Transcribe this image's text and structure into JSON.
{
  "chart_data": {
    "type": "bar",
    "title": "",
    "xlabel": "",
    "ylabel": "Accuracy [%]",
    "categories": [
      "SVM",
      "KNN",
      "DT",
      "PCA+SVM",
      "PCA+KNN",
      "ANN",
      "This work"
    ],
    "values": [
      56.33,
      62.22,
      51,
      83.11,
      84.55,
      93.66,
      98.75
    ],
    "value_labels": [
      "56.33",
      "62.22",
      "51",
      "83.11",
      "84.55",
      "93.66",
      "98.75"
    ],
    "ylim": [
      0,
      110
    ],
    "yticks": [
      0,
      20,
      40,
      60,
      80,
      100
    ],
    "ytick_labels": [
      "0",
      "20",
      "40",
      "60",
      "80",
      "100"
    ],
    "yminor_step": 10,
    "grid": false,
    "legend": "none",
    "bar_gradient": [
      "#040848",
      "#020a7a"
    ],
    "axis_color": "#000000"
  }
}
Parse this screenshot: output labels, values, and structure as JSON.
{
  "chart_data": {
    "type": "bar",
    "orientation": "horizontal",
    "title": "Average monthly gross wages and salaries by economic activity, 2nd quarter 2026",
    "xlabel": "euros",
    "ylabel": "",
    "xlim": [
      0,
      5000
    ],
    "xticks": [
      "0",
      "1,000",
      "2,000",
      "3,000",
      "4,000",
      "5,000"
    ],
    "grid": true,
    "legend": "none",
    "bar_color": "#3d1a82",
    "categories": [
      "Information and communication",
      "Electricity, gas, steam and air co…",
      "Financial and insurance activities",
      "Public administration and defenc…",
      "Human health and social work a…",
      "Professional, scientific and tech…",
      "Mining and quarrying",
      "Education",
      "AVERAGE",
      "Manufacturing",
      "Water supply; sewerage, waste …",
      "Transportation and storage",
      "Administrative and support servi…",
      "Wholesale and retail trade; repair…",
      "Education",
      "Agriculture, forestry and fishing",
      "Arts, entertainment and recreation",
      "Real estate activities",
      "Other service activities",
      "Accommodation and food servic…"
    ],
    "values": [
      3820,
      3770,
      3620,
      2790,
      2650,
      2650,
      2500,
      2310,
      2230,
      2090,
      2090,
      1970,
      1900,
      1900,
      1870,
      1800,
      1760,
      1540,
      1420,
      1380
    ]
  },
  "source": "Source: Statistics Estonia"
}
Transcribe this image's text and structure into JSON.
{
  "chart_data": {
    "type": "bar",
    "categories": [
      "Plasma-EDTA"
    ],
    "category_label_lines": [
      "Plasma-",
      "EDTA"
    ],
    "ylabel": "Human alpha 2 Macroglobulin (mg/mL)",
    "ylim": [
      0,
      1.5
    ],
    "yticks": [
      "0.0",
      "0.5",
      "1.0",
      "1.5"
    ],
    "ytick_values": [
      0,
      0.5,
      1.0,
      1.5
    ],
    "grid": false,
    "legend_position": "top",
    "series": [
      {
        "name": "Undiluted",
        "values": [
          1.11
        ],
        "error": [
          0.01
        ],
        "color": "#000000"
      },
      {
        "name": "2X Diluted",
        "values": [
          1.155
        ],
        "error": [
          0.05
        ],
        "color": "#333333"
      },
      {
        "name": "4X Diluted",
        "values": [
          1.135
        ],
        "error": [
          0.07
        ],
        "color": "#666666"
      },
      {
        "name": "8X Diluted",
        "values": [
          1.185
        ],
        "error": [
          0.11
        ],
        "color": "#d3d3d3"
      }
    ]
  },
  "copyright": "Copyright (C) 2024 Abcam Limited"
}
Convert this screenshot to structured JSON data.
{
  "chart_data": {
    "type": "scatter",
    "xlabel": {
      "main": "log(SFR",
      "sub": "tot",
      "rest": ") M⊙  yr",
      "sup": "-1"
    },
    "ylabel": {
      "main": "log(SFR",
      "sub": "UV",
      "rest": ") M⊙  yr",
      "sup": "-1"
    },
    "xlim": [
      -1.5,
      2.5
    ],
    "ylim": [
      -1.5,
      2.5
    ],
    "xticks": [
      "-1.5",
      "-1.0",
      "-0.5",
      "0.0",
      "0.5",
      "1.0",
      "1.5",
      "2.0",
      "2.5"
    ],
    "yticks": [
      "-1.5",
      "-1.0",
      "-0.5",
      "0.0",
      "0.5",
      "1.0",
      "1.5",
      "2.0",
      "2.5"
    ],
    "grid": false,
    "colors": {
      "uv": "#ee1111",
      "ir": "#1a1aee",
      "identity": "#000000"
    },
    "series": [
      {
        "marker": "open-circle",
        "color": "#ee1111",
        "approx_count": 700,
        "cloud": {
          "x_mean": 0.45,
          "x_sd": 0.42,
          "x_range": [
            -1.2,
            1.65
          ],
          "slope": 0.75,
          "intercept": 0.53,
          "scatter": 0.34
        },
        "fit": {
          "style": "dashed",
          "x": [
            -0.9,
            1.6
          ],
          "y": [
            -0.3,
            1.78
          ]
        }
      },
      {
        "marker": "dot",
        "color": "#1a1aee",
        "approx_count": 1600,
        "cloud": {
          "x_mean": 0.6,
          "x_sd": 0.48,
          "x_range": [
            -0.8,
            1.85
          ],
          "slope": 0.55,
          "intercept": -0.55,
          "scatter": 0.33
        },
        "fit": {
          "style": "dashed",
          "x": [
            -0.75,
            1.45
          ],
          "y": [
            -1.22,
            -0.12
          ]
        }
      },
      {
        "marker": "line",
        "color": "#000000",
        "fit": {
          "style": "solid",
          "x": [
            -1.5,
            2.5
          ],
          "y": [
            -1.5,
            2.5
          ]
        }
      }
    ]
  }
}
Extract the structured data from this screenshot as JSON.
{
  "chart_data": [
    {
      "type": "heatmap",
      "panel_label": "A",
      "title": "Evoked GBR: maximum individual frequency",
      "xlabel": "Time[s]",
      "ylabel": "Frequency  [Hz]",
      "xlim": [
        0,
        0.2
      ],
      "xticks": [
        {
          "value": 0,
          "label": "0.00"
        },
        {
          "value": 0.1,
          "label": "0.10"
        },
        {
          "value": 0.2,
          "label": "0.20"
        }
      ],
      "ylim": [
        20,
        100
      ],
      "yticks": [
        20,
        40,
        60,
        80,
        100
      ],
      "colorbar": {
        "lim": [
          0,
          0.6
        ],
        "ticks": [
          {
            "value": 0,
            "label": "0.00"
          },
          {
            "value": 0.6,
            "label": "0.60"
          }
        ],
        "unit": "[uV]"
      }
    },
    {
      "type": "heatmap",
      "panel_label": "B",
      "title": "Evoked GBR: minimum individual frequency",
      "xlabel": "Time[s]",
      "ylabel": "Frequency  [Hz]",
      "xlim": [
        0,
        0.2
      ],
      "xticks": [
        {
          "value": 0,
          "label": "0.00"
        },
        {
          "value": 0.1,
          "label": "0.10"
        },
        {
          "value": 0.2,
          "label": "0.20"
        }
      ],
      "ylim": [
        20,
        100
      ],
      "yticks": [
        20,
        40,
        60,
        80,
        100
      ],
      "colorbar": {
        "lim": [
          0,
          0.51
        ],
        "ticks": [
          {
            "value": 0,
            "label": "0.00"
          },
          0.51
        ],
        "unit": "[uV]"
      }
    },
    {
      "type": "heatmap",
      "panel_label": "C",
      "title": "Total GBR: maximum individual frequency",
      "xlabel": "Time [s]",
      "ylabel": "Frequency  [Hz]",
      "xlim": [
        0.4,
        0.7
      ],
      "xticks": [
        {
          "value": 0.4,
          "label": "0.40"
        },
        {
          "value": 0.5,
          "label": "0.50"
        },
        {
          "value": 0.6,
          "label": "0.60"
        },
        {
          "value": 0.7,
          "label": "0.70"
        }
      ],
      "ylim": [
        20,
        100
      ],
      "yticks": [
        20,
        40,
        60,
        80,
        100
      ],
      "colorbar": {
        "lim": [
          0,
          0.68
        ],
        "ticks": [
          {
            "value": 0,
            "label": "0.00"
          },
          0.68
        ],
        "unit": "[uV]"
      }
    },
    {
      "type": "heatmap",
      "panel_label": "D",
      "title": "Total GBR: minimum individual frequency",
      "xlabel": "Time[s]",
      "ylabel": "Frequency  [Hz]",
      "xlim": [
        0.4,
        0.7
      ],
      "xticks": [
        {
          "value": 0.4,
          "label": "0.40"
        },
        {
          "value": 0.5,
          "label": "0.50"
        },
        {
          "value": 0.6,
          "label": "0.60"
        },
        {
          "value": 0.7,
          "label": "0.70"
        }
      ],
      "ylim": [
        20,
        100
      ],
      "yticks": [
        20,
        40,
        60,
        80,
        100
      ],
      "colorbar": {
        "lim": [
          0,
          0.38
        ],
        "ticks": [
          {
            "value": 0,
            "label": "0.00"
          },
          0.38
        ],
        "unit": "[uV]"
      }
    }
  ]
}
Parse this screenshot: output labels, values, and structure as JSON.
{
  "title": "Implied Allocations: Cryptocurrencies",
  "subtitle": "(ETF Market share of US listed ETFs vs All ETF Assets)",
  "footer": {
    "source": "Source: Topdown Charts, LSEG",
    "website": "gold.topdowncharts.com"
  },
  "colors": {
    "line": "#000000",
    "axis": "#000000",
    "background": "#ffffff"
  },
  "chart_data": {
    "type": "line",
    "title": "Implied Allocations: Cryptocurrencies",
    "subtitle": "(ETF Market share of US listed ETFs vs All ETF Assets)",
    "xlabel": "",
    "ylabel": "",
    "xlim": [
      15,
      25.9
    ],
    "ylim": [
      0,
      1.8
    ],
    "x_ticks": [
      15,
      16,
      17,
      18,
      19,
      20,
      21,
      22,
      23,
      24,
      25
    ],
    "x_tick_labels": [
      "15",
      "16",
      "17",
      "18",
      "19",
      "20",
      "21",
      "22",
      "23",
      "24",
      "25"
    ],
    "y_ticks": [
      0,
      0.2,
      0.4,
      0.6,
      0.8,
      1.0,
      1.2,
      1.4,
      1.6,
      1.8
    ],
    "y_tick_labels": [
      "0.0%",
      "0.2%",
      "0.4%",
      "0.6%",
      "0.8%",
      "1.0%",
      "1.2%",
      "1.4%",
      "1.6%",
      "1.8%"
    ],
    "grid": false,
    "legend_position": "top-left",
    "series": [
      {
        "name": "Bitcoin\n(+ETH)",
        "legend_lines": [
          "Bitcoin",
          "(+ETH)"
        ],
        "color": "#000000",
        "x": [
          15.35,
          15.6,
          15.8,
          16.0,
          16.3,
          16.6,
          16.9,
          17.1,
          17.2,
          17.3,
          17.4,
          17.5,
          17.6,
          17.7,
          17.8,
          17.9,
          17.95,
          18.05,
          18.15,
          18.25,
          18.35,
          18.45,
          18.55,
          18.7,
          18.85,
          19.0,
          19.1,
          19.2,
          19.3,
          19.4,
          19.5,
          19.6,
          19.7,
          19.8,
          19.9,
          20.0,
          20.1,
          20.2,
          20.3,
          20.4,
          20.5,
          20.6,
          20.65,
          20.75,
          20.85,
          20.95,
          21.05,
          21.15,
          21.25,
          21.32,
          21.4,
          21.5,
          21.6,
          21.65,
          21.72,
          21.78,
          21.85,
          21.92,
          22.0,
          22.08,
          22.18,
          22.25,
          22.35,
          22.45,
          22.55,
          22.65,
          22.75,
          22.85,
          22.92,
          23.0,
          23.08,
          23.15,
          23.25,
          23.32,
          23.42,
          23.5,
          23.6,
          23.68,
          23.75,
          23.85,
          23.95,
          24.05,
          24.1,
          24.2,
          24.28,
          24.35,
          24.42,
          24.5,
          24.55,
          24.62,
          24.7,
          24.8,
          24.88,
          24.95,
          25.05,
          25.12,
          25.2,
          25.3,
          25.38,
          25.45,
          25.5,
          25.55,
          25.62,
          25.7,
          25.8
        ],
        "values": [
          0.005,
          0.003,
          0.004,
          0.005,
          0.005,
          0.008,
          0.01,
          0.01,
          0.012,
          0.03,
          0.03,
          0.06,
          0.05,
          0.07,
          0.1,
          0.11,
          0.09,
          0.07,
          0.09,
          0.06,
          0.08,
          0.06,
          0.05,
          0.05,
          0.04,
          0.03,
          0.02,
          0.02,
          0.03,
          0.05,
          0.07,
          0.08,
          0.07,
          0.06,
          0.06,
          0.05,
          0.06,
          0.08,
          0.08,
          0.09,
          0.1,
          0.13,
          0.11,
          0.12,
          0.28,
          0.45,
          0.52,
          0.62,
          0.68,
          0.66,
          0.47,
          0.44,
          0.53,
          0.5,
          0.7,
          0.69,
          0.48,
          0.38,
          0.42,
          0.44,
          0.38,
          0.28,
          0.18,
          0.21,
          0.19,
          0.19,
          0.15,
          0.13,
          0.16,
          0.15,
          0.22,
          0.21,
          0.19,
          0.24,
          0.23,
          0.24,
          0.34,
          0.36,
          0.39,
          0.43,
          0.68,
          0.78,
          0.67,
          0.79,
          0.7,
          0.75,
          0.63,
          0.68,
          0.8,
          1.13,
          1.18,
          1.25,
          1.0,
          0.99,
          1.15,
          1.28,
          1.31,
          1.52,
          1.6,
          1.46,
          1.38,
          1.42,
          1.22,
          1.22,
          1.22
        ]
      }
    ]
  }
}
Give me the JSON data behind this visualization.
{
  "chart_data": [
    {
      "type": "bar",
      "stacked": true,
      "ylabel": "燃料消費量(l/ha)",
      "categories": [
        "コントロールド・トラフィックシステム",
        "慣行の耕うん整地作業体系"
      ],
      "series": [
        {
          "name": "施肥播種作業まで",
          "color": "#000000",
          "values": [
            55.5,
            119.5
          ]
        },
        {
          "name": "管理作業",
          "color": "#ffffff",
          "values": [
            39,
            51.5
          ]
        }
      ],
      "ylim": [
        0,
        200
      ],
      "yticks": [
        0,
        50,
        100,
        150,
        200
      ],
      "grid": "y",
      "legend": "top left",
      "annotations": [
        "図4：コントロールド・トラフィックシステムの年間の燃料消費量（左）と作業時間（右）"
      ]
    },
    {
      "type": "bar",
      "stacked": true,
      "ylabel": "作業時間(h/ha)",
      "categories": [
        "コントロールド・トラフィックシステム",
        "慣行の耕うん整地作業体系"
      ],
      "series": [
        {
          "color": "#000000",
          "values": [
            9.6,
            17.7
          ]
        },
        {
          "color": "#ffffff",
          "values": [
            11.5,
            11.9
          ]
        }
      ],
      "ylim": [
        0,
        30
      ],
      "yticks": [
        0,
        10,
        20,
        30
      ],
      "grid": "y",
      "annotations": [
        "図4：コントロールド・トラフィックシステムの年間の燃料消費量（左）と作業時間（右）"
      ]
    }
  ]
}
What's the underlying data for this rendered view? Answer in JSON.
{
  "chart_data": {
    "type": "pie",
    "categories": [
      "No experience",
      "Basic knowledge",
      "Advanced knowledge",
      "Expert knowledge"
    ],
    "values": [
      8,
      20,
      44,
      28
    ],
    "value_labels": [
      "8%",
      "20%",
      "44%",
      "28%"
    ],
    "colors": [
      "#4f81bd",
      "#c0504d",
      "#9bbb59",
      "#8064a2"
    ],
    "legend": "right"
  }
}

··········

The answer consists only of the lines from the one containing "What's the underlying" to the end of the records, each written out exactly.

What's the underlying data for this rendered view? Answer in JSON.
{
  "chart_data": {
    "type": "pie",
    "categories": [
      "No experience",
      "Basic knowledge",
      "Advanced knowledge",
      "Expert knowledge"
    ],
    "values": [
      8,
      20,
      44,
      28
    ],
    "value_labels": [
      "8%",
      "20%",
      "44%",
      "28%"
    ],
    "colors": [
      "#4f81bd",
      "#c0504d",
      "#9bbb59",
      "#8064a2"
    ],
    "legend": "right"
  }
}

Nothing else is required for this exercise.